Leave out the pictures and reproduce all of the data exactly.

* START Extracted data *

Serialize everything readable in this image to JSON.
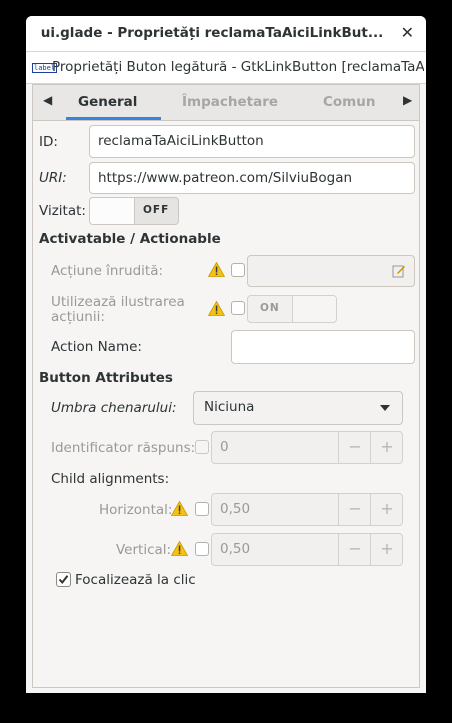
{
  "window": {
    "title": "ui.glade - Proprietăți reclamaTaAiciLinkBut...",
    "subtitle_icon_text": "label",
    "subtitle": "Proprietăți Buton legătură - GtkLinkButton [reclamaTaA..."
  },
  "tabs": [
    {
      "label": "General",
      "active": true
    },
    {
      "label": "Împachetare",
      "active": false
    },
    {
      "label": "Comun",
      "active": false
    }
  ],
  "fields": {
    "id_label": "ID:",
    "id_value": "reclamaTaAiciLinkButton",
    "uri_label": "URI:",
    "uri_value": "https://www.patreon.com/SilviuBogan",
    "visited_label": "Vizitat:",
    "visited_state": "OFF"
  },
  "actionable": {
    "heading": "Activatable / Actionable",
    "related_action_label": "Acțiune înrudită:",
    "use_action_appearance_label_1": "Utilizează ilustrarea",
    "use_action_appearance_label_2": "acțiunii:",
    "use_action_appearance_state": "ON",
    "action_name_label": "Action Name:",
    "action_name_value": ""
  },
  "button_attributes": {
    "heading": "Button Attributes",
    "relief_label": "Umbra chenarului:",
    "relief_value": "Niciuna",
    "response_id_label": "Identificator răspuns:",
    "response_id_value": "0",
    "child_alignments_label": "Child alignments:",
    "horizontal_label": "Horizontal:",
    "horizontal_value": "0,50",
    "vertical_label": "Vertical:",
    "vertical_value": "0,50",
    "focus_on_click_label": "Focalizează la clic",
    "focus_on_click_checked": true
  },
  "icons": {
    "minus": "−",
    "plus": "+",
    "close": "✕"
  },
  "colors": {
    "accent": "#3584e4",
    "warning": "#f5c211"
  }
}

* END Extracted data *

_Answer below_
Serialize everything readable in this image to JSON.
{
  "window": {
    "title": "ui.glade - Proprietăți reclamaTaAiciLinkBut...",
    "subtitle_icon_text": "label",
    "subtitle": "Proprietăți Buton legătură - GtkLinkButton [reclamaTaA..."
  },
  "tabs": [
    {
      "label": "General",
      "active": true
    },
    {
      "label": "Împachetare",
      "active": false
    },
    {
      "label": "Comun",
      "active": false
    }
  ],
  "fields": {
    "id_label": "ID:",
    "id_value": "reclamaTaAiciLinkButton",
    "uri_label": "URI:",
    "uri_value": "https://www.patreon.com/SilviuBogan",
    "visited_label": "Vizitat:",
    "visited_state": "OFF"
  },
  "actionable": {
    "heading": "Activatable / Actionable",
    "related_action_label": "Acțiune înrudită:",
    "use_action_appearance_label_1": "Utilizează ilustrarea",
    "use_action_appearance_label_2": "acțiunii:",
    "use_action_appearance_state": "ON",
    "action_name_label": "Action Name:",
    "action_name_value": ""
  },
  "button_attributes": {
    "heading": "Button Attributes",
    "relief_label": "Umbra chenarului:",
    "relief_value": "Niciuna",
    "response_id_label": "Identificator răspuns:",
    "response_id_value": "0",
    "child_alignments_label": "Child alignments:",
    "horizontal_label": "Horizontal:",
    "horizontal_value": "0,50",
    "vertical_label": "Vertical:",
    "vertical_value": "0,50",
    "focus_on_click_label": "Focalizează la clic",
    "focus_on_click_checked": true
  },
  "icons": {
    "minus": "−",
    "plus": "+",
    "close": "✕"
  },
  "colors": {
    "accent": "#3584e4",
    "warning": "#f5c211"
  }
}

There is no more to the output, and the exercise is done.